| EXCERPTED PASSAGE |

Register of the Records of the
WORKMEN'S CIRCLE, PHILADELPHIA DISTRICT
1931-1968
10 ft.
MSS 42
by
Judith Felsten
October 1982
HISTORICAL BACKGROUND
THE WORKMEN'S CIRCLE (ARBEITER RING) is a Jewish fraternal organization, founded in New York City in 1892 and federated as a national organization in 1900. Its early members were immigrants from the Russian Pale of Settlement, Yiddish-speaking working class people with strong Socialist, tradeunionist, and secular Jewish identification. Organized in local branches (chapters) which often followed landsmanshaftn (hometown) or workplace social groupings, the Workmen's Circle provided both insurance benefits and a variety of cultural activities. Over the years, its benefits came to include life insurance, sick benefits, funeral and burial benefits, local medical services, homes for the aged, and sanitarium facilities for tubercular members. Today many types of health insurance are offered; there is a New York social service department. The insurance benefit programs are administered through national departments; the medical services and residential programs, through regional district offices and governing committees.

| TASK SET |
a) Condense the paragraph of the Workmen's Circle register that begins "THE WORKMEN'S CIRCLE (ARBEITER RING) is a Jewish fraternal organization" into a short bulleted list that keeps its main facts.
b) Carry on the Workmen's Circle register from where it stops.
The records have nothing to do with this.

[Page layout parsing data]
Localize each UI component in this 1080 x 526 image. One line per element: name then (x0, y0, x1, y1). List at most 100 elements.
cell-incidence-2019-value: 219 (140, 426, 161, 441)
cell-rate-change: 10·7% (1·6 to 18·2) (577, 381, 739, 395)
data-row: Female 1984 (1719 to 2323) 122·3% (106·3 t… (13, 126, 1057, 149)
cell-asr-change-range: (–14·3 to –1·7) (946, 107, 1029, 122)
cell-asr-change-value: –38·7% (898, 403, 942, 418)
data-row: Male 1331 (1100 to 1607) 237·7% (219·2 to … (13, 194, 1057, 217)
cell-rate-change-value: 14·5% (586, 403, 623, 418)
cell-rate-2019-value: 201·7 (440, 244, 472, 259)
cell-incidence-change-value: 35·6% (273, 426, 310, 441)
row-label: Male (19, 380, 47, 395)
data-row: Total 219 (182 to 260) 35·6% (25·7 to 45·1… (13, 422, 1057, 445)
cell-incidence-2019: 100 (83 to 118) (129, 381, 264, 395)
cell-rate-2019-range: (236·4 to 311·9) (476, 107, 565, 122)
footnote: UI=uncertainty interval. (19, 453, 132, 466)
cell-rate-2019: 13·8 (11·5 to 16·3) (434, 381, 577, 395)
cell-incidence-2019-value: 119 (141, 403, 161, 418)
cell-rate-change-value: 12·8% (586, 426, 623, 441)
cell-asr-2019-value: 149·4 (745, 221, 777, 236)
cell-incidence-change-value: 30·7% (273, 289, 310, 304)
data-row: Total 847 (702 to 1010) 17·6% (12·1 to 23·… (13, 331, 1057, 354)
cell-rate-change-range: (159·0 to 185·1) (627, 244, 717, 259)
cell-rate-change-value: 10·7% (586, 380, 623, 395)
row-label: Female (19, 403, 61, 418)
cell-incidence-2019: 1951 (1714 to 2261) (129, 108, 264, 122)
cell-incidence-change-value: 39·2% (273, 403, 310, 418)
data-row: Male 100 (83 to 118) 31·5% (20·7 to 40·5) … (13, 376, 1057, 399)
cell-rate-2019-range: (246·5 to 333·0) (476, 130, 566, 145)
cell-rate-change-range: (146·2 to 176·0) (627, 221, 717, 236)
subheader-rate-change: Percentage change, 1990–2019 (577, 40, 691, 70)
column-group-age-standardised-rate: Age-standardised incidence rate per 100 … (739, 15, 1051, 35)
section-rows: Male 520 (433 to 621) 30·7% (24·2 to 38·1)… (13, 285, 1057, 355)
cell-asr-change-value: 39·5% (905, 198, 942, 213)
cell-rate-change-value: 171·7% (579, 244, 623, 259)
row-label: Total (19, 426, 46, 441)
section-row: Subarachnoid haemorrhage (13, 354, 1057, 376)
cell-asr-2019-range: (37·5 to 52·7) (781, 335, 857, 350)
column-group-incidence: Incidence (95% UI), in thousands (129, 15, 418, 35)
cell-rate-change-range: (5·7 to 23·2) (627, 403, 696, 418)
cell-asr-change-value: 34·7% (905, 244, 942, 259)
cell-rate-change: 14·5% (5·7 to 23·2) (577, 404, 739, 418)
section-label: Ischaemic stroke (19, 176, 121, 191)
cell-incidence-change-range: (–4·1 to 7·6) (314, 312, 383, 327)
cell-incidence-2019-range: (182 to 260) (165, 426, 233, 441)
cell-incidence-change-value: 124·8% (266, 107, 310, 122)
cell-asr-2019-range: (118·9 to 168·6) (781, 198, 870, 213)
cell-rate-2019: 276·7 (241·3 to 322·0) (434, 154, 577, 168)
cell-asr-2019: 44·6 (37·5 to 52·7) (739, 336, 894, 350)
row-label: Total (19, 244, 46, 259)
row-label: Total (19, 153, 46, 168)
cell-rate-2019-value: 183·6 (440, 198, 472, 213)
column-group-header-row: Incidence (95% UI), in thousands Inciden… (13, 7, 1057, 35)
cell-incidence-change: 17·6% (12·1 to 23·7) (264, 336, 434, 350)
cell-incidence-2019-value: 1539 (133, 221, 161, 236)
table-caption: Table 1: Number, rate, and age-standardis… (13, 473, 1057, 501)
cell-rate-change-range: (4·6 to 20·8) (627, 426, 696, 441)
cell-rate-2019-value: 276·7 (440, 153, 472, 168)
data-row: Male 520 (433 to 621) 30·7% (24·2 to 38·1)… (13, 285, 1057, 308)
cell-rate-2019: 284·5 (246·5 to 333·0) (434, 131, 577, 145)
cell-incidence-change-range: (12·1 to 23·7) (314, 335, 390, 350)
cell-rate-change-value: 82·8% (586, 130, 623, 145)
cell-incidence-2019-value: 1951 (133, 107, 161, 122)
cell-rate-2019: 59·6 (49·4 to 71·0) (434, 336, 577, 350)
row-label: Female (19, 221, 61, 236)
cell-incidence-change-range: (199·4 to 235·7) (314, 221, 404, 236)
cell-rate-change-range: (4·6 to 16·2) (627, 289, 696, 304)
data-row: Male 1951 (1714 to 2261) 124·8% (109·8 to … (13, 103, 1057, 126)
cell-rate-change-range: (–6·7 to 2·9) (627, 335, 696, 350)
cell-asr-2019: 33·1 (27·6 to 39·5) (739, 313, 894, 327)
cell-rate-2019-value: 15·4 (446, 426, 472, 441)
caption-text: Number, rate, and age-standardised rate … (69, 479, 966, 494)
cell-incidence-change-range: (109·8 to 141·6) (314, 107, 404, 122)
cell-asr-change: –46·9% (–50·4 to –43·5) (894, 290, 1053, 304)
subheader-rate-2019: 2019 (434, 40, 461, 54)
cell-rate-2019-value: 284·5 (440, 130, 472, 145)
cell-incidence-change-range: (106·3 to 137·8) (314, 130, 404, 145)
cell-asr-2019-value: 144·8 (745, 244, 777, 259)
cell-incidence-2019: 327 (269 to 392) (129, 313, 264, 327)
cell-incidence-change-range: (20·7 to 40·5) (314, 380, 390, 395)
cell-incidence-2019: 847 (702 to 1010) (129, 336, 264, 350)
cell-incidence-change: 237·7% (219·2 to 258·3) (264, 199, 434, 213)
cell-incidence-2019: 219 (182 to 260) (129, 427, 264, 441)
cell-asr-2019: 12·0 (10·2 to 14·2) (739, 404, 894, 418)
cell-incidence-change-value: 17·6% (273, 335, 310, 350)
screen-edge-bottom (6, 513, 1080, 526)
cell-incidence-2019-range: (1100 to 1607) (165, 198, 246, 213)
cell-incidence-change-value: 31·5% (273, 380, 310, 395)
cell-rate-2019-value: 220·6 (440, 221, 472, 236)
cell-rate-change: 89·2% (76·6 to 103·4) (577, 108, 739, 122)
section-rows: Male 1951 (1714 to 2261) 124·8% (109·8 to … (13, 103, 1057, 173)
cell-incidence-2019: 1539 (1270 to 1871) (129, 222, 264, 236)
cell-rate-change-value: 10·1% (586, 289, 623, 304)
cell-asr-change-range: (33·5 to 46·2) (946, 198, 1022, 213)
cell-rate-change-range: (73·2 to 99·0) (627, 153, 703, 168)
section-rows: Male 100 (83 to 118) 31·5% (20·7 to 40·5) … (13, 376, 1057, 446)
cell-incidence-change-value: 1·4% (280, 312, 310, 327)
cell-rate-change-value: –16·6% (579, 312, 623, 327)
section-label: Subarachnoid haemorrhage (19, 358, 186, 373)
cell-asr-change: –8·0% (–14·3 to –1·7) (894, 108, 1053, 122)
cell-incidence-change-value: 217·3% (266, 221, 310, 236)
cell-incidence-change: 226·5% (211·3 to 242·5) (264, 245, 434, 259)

| ANSWERS FOR THE TASKS |
a)
- A Jewish fraternal organization founded in New York City in 1892 and federated nationally in 1900.
- Its early members were Yiddish-speaking, working-class immigrants from the Russian Pale of Settlement with strong Socialist, trade-unionist, and secular Jewish identification.
- It was organized in local branches, often based on hometown or workplace groups.
- It provided insurance benefits and cultural activities.
- Benefits grew to include life, sick, funeral, and burial benefits, local medical services, homes for the aged, and sanitarium care for tubercular members.
- Today it offers many types of health insurance and has a New York social service department.
- National departments run the insurance programs. Regional district offices and governing committees run the medical services and residential programs.

b)
Workmen's Circle historically has consisted of strong autonomous branches, which send representatives to district governing committees and delegates to national policymaking conventions. The national and district offices, run by professional staffs, coordinate organizational activity. Each Workmen's Circle branch is chartered through the national organization with the concurrence of the regional district committee. Members join both the national organization and a specific branch, through dues payments and participation in democratically structured departments. Individual membership applications are approved for insurance classes that vary with age and gender. Membership in benefit departments, e.g., the Medical Department or Cemetery Department, is an individual choice. General membership has not been a prerequisite for attending the childrens' schools or participating in many Workmen's Circle cultural activities.
Workmen's Circle has been a major voice for preserving Yiddish language and culture in the United States. Its cultural and educational programs are organized on a local basis with the guidance of national departments. It is known for its adult lecture programs, its secular Jewish children's schools and camp programs, and its dramatic and choral organizations, all of which have been active for several decades.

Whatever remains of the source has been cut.